Problem to work on: List each line in the entries below that contains the string "Annat". Case counts.

Stored data:
++++++++++
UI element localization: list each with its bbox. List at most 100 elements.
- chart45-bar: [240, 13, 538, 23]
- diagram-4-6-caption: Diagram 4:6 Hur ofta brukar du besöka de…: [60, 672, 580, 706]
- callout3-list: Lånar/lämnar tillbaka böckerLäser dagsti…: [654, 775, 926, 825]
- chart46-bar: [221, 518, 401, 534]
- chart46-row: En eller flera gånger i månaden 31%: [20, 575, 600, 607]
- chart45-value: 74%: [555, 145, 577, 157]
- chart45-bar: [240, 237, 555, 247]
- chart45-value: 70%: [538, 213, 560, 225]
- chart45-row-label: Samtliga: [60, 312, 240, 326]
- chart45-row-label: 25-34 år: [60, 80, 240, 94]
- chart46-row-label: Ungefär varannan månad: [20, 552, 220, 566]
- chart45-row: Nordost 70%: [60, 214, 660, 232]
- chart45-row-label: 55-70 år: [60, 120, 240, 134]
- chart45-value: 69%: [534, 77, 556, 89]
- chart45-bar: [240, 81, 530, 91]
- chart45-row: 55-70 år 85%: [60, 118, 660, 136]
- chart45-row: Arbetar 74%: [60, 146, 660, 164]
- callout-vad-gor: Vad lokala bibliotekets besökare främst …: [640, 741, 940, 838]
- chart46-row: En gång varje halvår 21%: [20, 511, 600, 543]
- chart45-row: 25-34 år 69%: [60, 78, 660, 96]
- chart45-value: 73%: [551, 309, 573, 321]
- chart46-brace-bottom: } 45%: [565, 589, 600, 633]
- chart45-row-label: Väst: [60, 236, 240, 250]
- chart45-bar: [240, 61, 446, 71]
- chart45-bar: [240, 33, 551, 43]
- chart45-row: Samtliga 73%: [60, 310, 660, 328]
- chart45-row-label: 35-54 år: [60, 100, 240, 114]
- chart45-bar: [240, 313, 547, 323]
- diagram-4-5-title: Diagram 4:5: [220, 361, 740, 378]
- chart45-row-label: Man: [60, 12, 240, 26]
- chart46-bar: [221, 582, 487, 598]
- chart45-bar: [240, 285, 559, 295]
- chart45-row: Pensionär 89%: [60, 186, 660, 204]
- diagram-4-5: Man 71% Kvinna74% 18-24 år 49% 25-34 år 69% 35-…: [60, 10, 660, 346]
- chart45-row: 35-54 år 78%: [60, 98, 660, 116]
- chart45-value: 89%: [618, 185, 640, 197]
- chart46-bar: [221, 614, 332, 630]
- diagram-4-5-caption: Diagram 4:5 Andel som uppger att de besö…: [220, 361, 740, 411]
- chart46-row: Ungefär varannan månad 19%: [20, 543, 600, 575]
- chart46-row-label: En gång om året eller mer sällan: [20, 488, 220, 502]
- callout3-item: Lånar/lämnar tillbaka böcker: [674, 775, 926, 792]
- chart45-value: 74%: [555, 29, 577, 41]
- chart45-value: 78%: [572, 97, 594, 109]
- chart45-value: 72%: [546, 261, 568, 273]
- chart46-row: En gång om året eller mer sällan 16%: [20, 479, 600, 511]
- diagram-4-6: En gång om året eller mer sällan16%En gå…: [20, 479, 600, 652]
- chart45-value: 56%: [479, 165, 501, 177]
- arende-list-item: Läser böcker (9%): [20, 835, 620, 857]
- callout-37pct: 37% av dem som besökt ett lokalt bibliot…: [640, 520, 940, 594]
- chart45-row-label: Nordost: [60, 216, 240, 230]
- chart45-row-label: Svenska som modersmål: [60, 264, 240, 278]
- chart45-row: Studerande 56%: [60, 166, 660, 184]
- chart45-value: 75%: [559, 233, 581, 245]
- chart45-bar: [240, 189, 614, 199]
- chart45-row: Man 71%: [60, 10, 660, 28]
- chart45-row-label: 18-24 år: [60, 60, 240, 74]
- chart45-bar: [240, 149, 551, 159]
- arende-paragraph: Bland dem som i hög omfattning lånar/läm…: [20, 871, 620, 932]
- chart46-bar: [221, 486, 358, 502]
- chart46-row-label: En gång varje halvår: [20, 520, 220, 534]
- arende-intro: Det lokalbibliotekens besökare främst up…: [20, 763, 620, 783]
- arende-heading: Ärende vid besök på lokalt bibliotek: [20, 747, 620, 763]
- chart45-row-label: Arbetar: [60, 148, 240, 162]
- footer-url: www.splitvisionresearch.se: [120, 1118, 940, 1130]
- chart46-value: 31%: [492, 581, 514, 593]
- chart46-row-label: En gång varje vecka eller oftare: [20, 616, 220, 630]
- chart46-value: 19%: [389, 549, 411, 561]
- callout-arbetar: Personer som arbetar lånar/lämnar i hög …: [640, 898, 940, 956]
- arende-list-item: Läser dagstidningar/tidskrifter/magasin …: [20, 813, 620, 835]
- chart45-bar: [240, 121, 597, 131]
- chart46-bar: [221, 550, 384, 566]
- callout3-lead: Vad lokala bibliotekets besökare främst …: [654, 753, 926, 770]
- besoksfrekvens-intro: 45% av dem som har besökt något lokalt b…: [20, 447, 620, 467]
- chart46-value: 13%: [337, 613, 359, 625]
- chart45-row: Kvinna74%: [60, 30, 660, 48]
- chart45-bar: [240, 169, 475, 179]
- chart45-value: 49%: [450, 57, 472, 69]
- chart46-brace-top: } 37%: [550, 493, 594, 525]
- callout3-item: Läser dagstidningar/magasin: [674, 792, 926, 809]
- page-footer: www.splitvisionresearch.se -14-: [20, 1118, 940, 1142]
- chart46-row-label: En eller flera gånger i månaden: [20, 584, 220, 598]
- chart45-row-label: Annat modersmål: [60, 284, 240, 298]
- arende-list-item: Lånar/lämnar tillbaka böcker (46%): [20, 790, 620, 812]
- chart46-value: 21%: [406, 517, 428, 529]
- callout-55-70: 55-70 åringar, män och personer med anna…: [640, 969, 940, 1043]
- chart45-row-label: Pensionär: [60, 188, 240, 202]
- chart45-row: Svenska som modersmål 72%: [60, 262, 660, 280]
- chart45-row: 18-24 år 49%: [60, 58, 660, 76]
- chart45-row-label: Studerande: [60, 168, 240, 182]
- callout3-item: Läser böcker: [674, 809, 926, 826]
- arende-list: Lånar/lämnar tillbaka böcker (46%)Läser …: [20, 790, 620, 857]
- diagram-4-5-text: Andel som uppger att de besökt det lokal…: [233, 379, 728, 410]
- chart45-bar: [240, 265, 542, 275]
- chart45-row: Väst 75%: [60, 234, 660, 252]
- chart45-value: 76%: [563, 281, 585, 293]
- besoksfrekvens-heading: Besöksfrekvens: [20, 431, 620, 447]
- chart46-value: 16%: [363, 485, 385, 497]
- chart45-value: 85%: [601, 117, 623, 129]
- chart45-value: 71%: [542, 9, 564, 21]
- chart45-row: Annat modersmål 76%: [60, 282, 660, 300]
++++++++++
Result:
- chart45-row-label: Annat modersmål: [60, 284, 240, 298]
- chart45-row: Annat modersmål 76%: [60, 282, 660, 300]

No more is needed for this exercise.